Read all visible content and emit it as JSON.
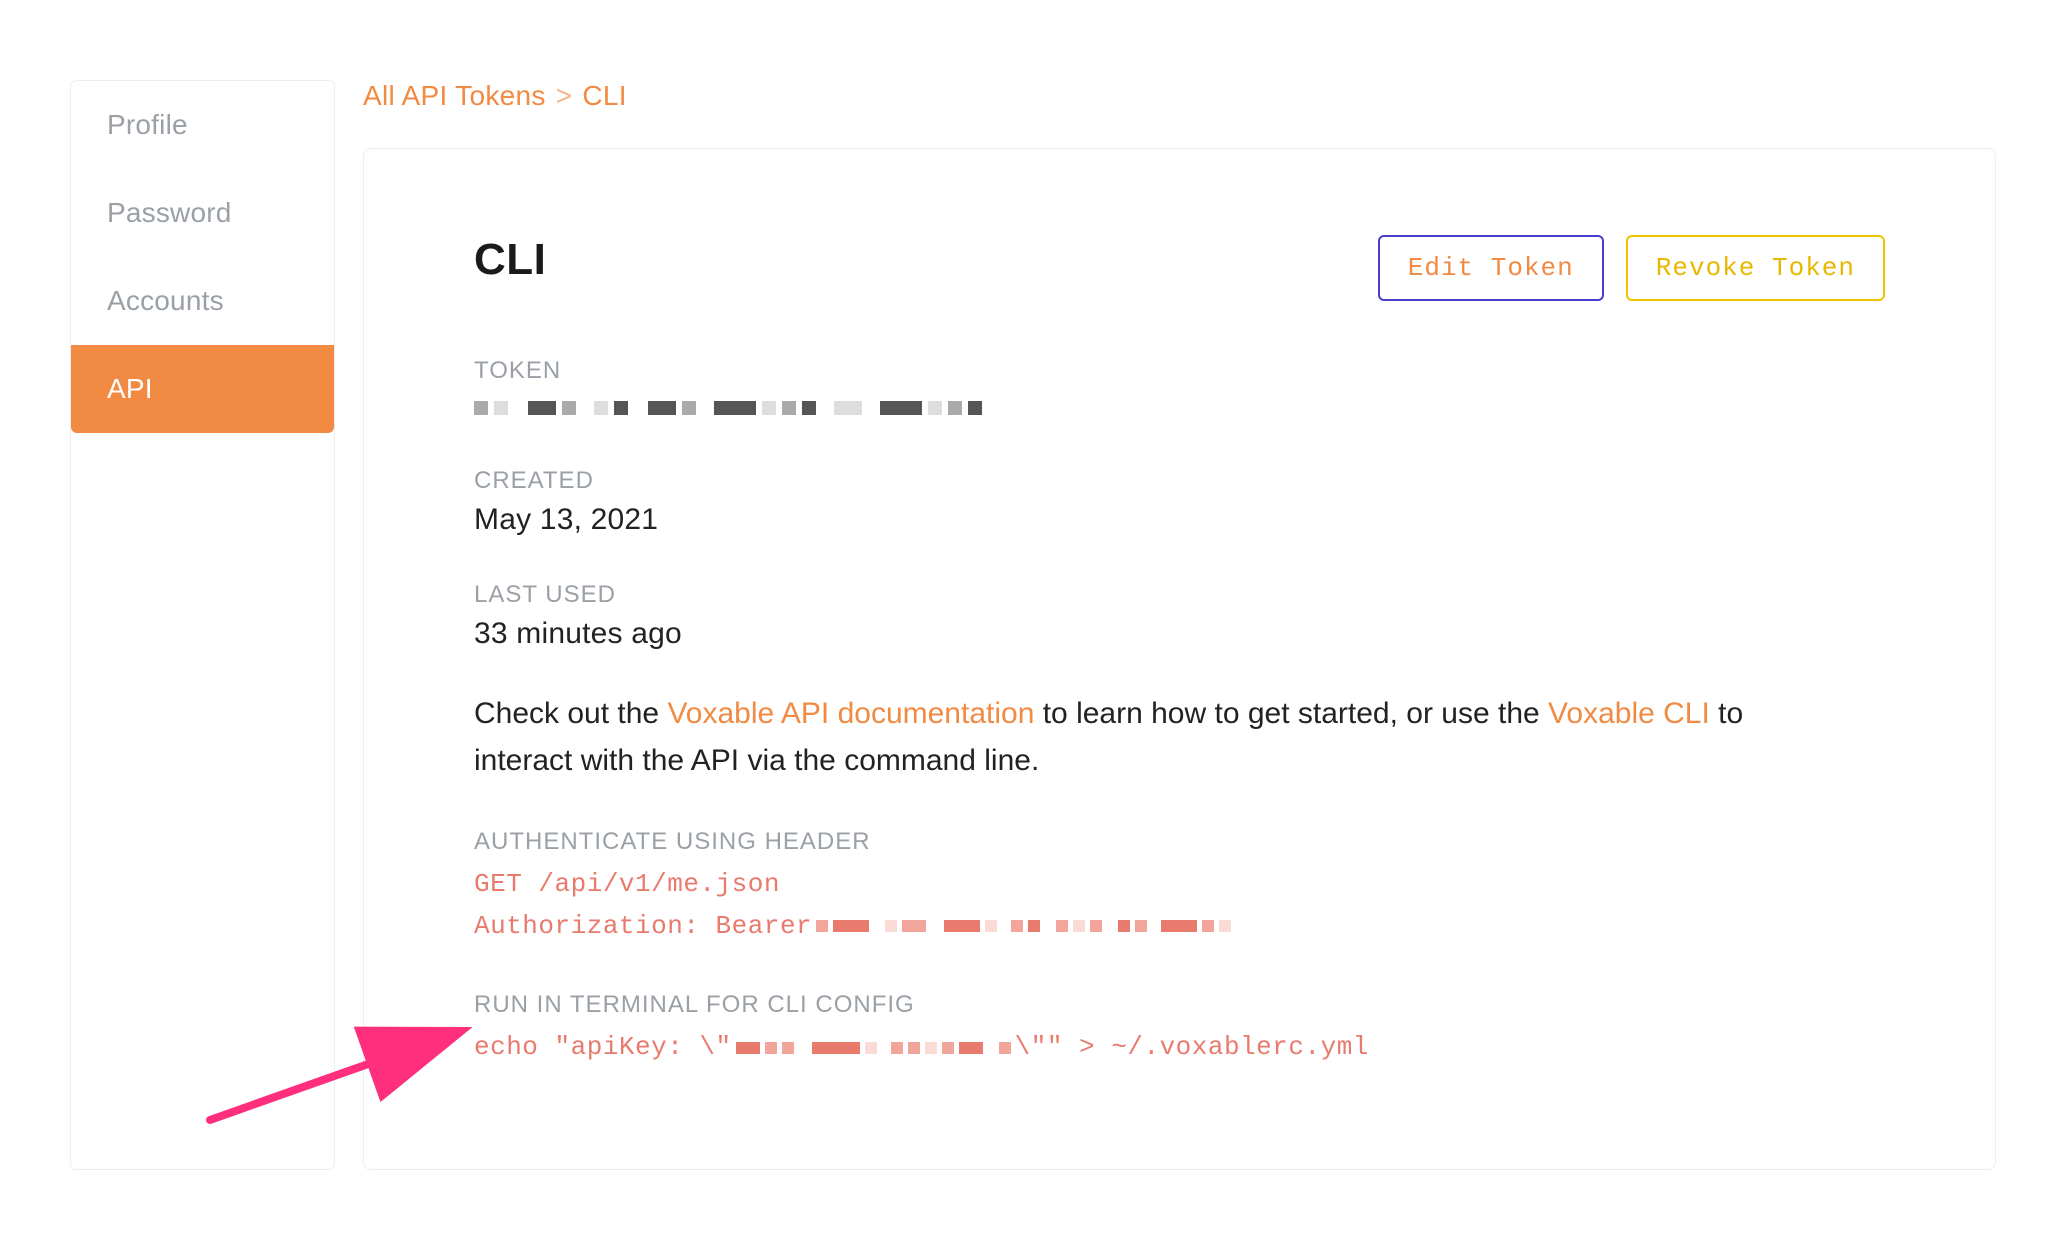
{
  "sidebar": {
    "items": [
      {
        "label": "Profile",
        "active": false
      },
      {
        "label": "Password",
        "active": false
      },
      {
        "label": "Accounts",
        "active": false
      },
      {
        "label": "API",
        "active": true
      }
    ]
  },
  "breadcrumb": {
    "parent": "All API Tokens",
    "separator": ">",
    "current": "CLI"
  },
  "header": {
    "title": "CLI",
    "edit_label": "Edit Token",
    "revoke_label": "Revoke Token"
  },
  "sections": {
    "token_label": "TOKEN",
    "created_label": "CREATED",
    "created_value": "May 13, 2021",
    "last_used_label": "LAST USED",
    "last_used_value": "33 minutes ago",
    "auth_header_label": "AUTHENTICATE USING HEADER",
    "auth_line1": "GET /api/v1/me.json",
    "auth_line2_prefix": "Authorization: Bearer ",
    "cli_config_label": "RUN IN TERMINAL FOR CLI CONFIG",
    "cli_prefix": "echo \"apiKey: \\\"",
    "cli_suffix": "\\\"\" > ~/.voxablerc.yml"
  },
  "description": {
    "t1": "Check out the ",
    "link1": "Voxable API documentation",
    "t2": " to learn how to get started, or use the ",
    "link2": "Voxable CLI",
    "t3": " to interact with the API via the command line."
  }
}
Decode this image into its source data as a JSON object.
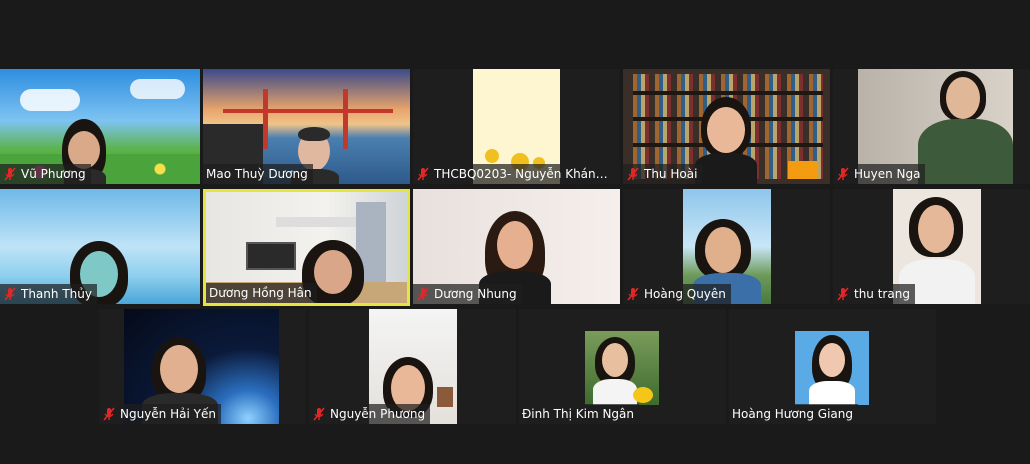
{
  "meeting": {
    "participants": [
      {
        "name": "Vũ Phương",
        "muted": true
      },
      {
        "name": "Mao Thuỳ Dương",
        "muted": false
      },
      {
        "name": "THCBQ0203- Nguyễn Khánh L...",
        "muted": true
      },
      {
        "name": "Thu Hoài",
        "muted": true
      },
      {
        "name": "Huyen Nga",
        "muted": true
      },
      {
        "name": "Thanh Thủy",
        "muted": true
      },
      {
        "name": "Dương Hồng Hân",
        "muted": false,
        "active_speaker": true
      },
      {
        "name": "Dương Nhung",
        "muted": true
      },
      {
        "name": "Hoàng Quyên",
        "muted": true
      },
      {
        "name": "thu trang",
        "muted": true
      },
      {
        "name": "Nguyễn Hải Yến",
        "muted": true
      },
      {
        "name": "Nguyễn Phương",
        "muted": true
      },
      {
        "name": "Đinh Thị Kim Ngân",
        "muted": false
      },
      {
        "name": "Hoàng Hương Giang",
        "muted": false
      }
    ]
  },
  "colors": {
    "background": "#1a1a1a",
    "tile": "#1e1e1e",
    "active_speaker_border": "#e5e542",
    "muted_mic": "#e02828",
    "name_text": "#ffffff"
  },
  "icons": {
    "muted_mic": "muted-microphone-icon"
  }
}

---

• [Work to complete] Exclude the images, then output the data above word for word.

• [Answer below]
Read all visible content and emit it as JSON.
{
  "sidebar": {
    "items": [
      {
        "label": "Profile",
        "active": false
      },
      {
        "label": "Password",
        "active": false
      },
      {
        "label": "Accounts",
        "active": false
      },
      {
        "label": "API",
        "active": true
      }
    ]
  },
  "breadcrumb": {
    "parent": "All API Tokens",
    "separator": ">",
    "current": "CLI"
  },
  "header": {
    "title": "CLI",
    "edit_label": "Edit Token",
    "revoke_label": "Revoke Token"
  },
  "sections": {
    "token_label": "TOKEN",
    "created_label": "CREATED",
    "created_value": "May 13, 2021",
    "last_used_label": "LAST USED",
    "last_used_value": "33 minutes ago",
    "auth_header_label": "AUTHENTICATE USING HEADER",
    "auth_line1": "GET /api/v1/me.json",
    "auth_line2_prefix": "Authorization: Bearer ",
    "cli_config_label": "RUN IN TERMINAL FOR CLI CONFIG",
    "cli_prefix": "echo \"apiKey: \\\"",
    "cli_suffix": "\\\"\" > ~/.voxablerc.yml"
  },
  "description": {
    "t1": "Check out the ",
    "link1": "Voxable API documentation",
    "t2": " to learn how to get started, or use the ",
    "link2": "Voxable CLI",
    "t3": " to interact with the API via the command line."
  }
}
Decode this image into its source data as a JSON object.
{
  "meeting": {
    "participants": [
      {
        "name": "Vũ Phương",
        "muted": true
      },
      {
        "name": "Mao Thuỳ Dương",
        "muted": false
      },
      {
        "name": "THCBQ0203- Nguyễn Khánh L...",
        "muted": true
      },
      {
        "name": "Thu Hoài",
        "muted": true
      },
      {
        "name": "Huyen Nga",
        "muted": true
      },
      {
        "name": "Thanh Thủy",
        "muted": true
      },
      {
        "name": "Dương Hồng Hân",
        "muted": false,
        "active_speaker": true
      },
      {
        "name": "Dương Nhung",
        "muted": true
      },
      {
        "name": "Hoàng Quyên",
        "muted": true
      },
      {
        "name": "thu trang",
        "muted": true
      },
      {
        "name": "Nguyễn Hải Yến",
        "muted": true
      },
      {
        "name": "Nguyễn Phương",
        "muted": true
      },
      {
        "name": "Đinh Thị Kim Ngân",
        "muted": false
      },
      {
        "name": "Hoàng Hương Giang",
        "muted": false
      }
    ]
  },
  "colors": {
    "background": "#1a1a1a",
    "tile": "#1e1e1e",
    "active_speaker_border": "#e5e542",
    "muted_mic": "#e02828",
    "name_text": "#ffffff"
  },
  "icons": {
    "muted_mic": "muted-microphone-icon"
  }
}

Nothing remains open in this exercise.